▶ _GOAL OF THE EXERCISE_: Of the lines in the entries, how many hold the word "cDNA"? Give that number alone.

----------------------------------------

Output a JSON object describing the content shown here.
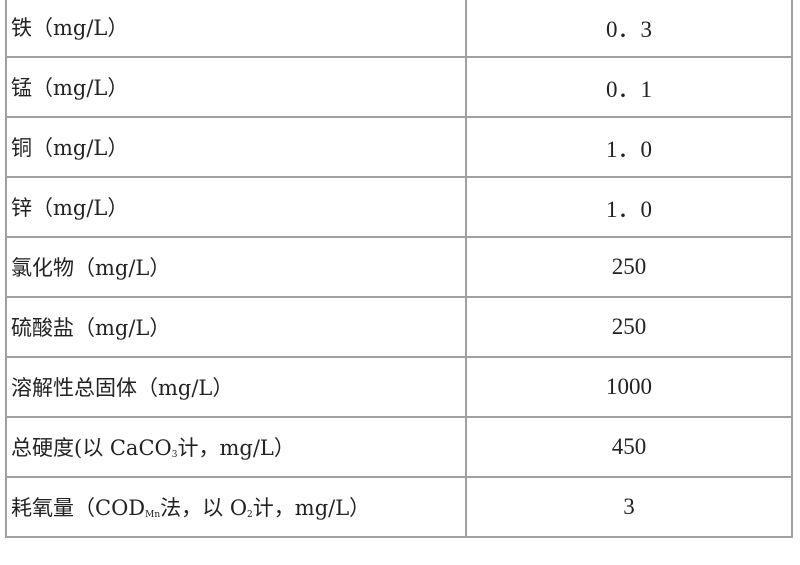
{
  "rows": [
    {
      "name": "铁（mg/L）",
      "value": "0．3"
    },
    {
      "name": "锰（mg/L）",
      "value": "0．1"
    },
    {
      "name": "铜（mg/L）",
      "value": "1．0"
    },
    {
      "name": "锌（mg/L）",
      "value": "1．0"
    },
    {
      "name": "氯化物（mg/L）",
      "value": "250"
    },
    {
      "name": "硫酸盐（mg/L）",
      "value": "250"
    },
    {
      "name": "溶解性总固体（mg/L）",
      "value": "1000"
    },
    {
      "name_pre": "总硬度(以 CaCO",
      "name_sub": "3",
      "name_post": "计，mg/L）",
      "value": "450"
    },
    {
      "name_pre": "耗氧量（COD",
      "name_sub": "Mn",
      "name_mid": "法，以 O",
      "name_sub2": "2",
      "name_post": "计，mg/L）",
      "value": "3"
    }
  ]
}
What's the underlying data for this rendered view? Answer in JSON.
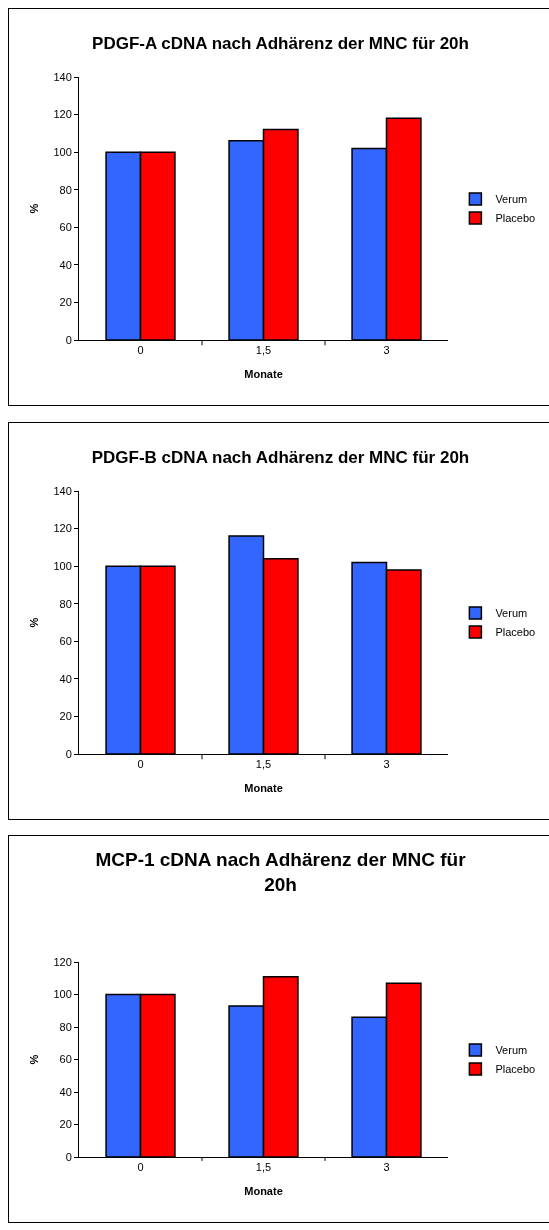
{
  "chart_data": [
    {
      "type": "bar",
      "title": "PDGF-A cDNA nach Adhärenz der MNC für 20h",
      "xlabel": "Monate",
      "ylabel": "%",
      "categories": [
        "0",
        "1,5",
        "3"
      ],
      "series": [
        {
          "name": "Verum",
          "color": "#3366ff",
          "values": [
            100,
            106,
            102
          ]
        },
        {
          "name": "Placebo",
          "color": "#ff0000",
          "values": [
            100,
            112,
            118
          ]
        }
      ],
      "ylim": [
        0,
        140
      ],
      "yticks": [
        0,
        20,
        40,
        60,
        80,
        100,
        120,
        140
      ],
      "grid": false,
      "legend": "right"
    },
    {
      "type": "bar",
      "title": "PDGF-B cDNA nach Adhärenz der MNC für 20h",
      "xlabel": "Monate",
      "ylabel": "%",
      "categories": [
        "0",
        "1,5",
        "3"
      ],
      "series": [
        {
          "name": "Verum",
          "color": "#3366ff",
          "values": [
            100,
            116,
            102
          ]
        },
        {
          "name": "Placebo",
          "color": "#ff0000",
          "values": [
            100,
            104,
            98
          ]
        }
      ],
      "ylim": [
        0,
        140
      ],
      "yticks": [
        0,
        20,
        40,
        60,
        80,
        100,
        120,
        140
      ],
      "grid": false,
      "legend": "right"
    },
    {
      "type": "bar",
      "title": "MCP-1 cDNA nach Adhärenz der MNC für 20h",
      "xlabel": "Monate",
      "ylabel": "%",
      "categories": [
        "0",
        "1,5",
        "3"
      ],
      "series": [
        {
          "name": "Verum",
          "color": "#3366ff",
          "values": [
            100,
            93,
            86
          ]
        },
        {
          "name": "Placebo",
          "color": "#ff0000",
          "values": [
            100,
            111,
            107
          ]
        }
      ],
      "ylim": [
        0,
        120
      ],
      "yticks": [
        0,
        20,
        40,
        60,
        80,
        100,
        120
      ],
      "grid": false,
      "legend": "right"
    }
  ]
}
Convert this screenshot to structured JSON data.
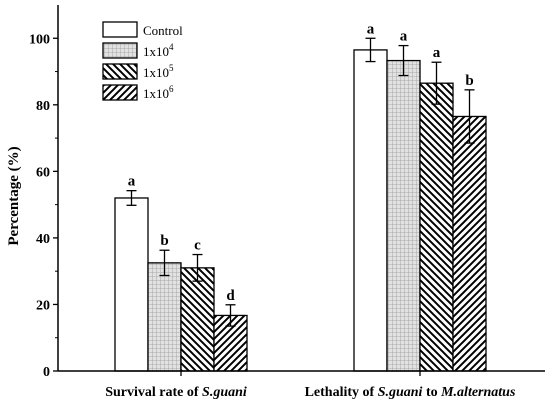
{
  "chart_data": {
    "type": "bar",
    "ylabel": "Percentage (%)",
    "ylim": [
      0,
      110
    ],
    "yticks": [
      0,
      20,
      40,
      60,
      80,
      100
    ],
    "legend_position": "top-left",
    "groups": [
      {
        "label_prefix": "Survival rate of ",
        "label_italic": "S.guani",
        "label_suffix": ""
      },
      {
        "label_prefix": "Lethality of  ",
        "label_italic": "S.guani",
        "label_mid": " to ",
        "label_italic2": "M.alternatus"
      }
    ],
    "series": [
      {
        "name": "Control",
        "legend_base": "Control",
        "legend_exp": "",
        "pattern": "white",
        "values": [
          52,
          96.5
        ],
        "errors": [
          2.2,
          3.5
        ],
        "letters": [
          "a",
          "a"
        ]
      },
      {
        "name": "1x10^4",
        "legend_base": "1x10",
        "legend_exp": "4",
        "pattern": "grid",
        "values": [
          32.5,
          93.3
        ],
        "errors": [
          3.8,
          4.5
        ],
        "letters": [
          "b",
          "a"
        ]
      },
      {
        "name": "1x10^5",
        "legend_base": "1x10",
        "legend_exp": "5",
        "pattern": "back-diag",
        "values": [
          31,
          86.5
        ],
        "errors": [
          4,
          6.3
        ],
        "letters": [
          "c",
          "a"
        ]
      },
      {
        "name": "1x10^6",
        "legend_base": "1x10",
        "legend_exp": "6",
        "pattern": "fwd-diag",
        "values": [
          16.7,
          76.5
        ],
        "errors": [
          3.2,
          8
        ],
        "letters": [
          "d",
          "b"
        ]
      }
    ]
  }
}
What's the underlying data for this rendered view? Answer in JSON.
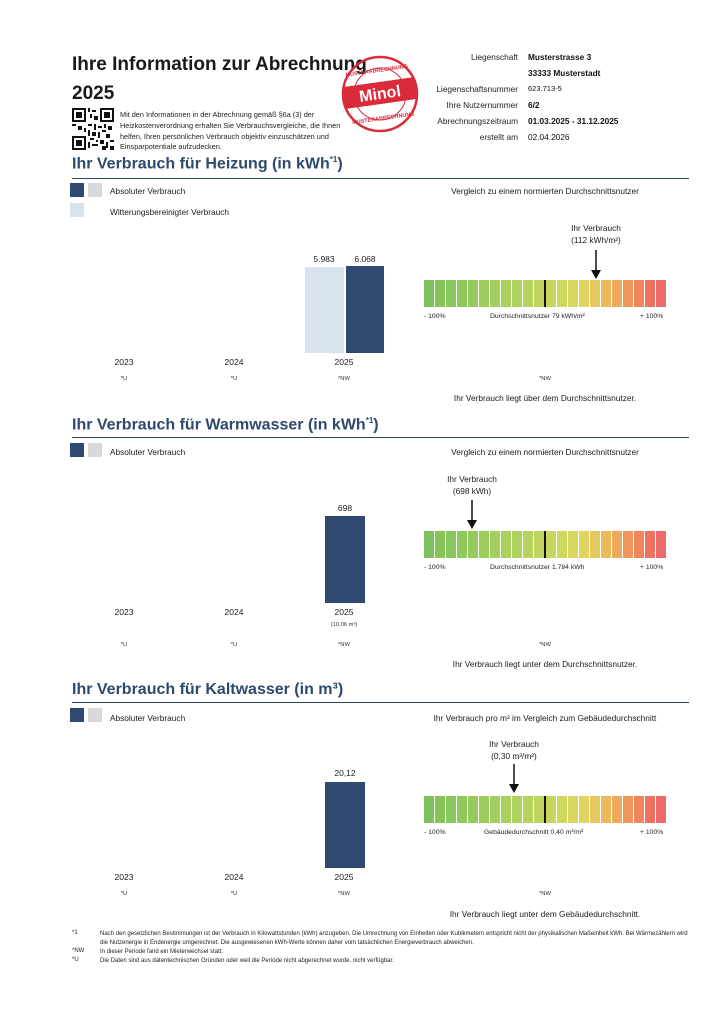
{
  "header": {
    "title_line1": "Ihre Information zur Abrechnung",
    "title_line2": "2025",
    "intro": "Mit den Informationen in der Abrechnung gemäß §6a (3) der Heizkostenverordnung erhalten Sie Verbrauchsvergleiche, die Ihnen helfen, Ihren persönlichen Verbrauch objektiv einzuschätzen und Einsparpotentiale aufzudecken.",
    "stamp_text": "Minol",
    "stamp_ring": "MUSTERABRECHNUNG",
    "meta": [
      {
        "label": "Liegenschaft",
        "value": "Musterstrasse 3",
        "bold": true
      },
      {
        "label": "",
        "value": "33333 Musterstadt",
        "bold": true
      },
      {
        "label": "Liegenschaftsnummer",
        "value": "623.713-5",
        "bold": false
      },
      {
        "label": "Ihre Nutzernummer",
        "value": "6/2",
        "bold": true
      },
      {
        "label": "Abrechnungszeitraum",
        "value": "01.03.2025 - 31.12.2025",
        "bold": true
      },
      {
        "label": "erstellt am",
        "value": "02.04.2026",
        "bold": false
      }
    ]
  },
  "colors": {
    "dark_bar": "#2f4a70",
    "light_bar": "#d9e3ee",
    "grey_swatch": "#d8d8d8",
    "heading": "#2d4a6e"
  },
  "heizung": {
    "title": "Ihr Verbrauch für Heizung (in kWh",
    "title_sup": "*1",
    "title_end": ")",
    "legend_abs": "Absoluter Verbrauch",
    "legend_wb": "Witterungsbereinigter Verbrauch",
    "compare_title": "Vergleich zu einem normierten Durchschnittsnutzer",
    "years": [
      "2023",
      "2024",
      "2025"
    ],
    "notes": [
      "*U",
      "*U",
      "*NW"
    ],
    "values": {
      "weather_2025": "5.983",
      "abs_2025": "6.068"
    },
    "arrow_label1": "Ihr Verbrauch",
    "arrow_label2": "(112 kWh/m²)",
    "scale_left": "- 100%",
    "scale_mid": "Durchschnittsnutzer 79 kWh/m²",
    "scale_right": "+ 100%",
    "scale_note": "*NW",
    "conclusion": "Ihr Verbrauch liegt über dem Durchschnittsnutzer."
  },
  "warmwasser": {
    "title": "Ihr Verbrauch für Warmwasser (in kWh",
    "title_sup": "*1",
    "title_end": ")",
    "legend_abs": "Absoluter Verbrauch",
    "compare_title": "Vergleich zu einem normierten Durchschnittsnutzer",
    "years": [
      "2023",
      "2024",
      "2025"
    ],
    "notes": [
      "*U",
      "*U",
      "*NW"
    ],
    "values": {
      "abs_2025": "698",
      "sub_2025": "(10,06 m³)"
    },
    "arrow_label1": "Ihr Verbrauch",
    "arrow_label2": "(698 kWh)",
    "scale_left": "- 100%",
    "scale_mid": "Durchschnittsnutzer 1.784 kWh",
    "scale_right": "+ 100%",
    "scale_note": "*NW",
    "conclusion": "Ihr Verbrauch liegt unter dem Durchschnittsnutzer."
  },
  "kaltwasser": {
    "title": "Ihr Verbrauch für Kaltwasser (in m³)",
    "legend_abs": "Absoluter Verbrauch",
    "compare_title": "Ihr Verbrauch pro m² im Vergleich zum Gebäudedurchschnitt",
    "years": [
      "2023",
      "2024",
      "2025"
    ],
    "notes": [
      "*U",
      "*U",
      "*NW"
    ],
    "values": {
      "abs_2025": "20,12"
    },
    "arrow_label1": "Ihr Verbrauch",
    "arrow_label2": "(0,30 m³/m²)",
    "scale_left": "- 100%",
    "scale_mid": "Gebäudedurchschnitt 0,40 m³/m²",
    "scale_right": "+ 100%",
    "scale_note": "*NW",
    "conclusion": "Ihr Verbrauch liegt unter dem Gebäudedurchschnitt."
  },
  "footnotes": [
    {
      "key": "*1",
      "text": "Nach den gesetzlichen Bestimmungen ist der Verbrauch in Kilowattstunden (kWh) anzugeben. Die Umrechnung von Einheiten oder Kubikmetern entspricht nicht der physikalischen Maßeinheit kWh. Bei Wärmezählern wird die Nutzenergie in Endenergie umgerechnet. Die ausgewiesenen kWh-Werte können daher vom tatsächlichen Energieverbrauch abweichen."
    },
    {
      "key": "*NW",
      "text": "In dieser Periode fand ein Mieterwechsel statt."
    },
    {
      "key": "*U",
      "text": "Die Daten sind aus datentechnischen Gründen oder weil die Periode nicht abgerechnet wurde, nicht verfügbar."
    }
  ]
}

----------------------------------------

▶ _CORRECT ANSWER_: 3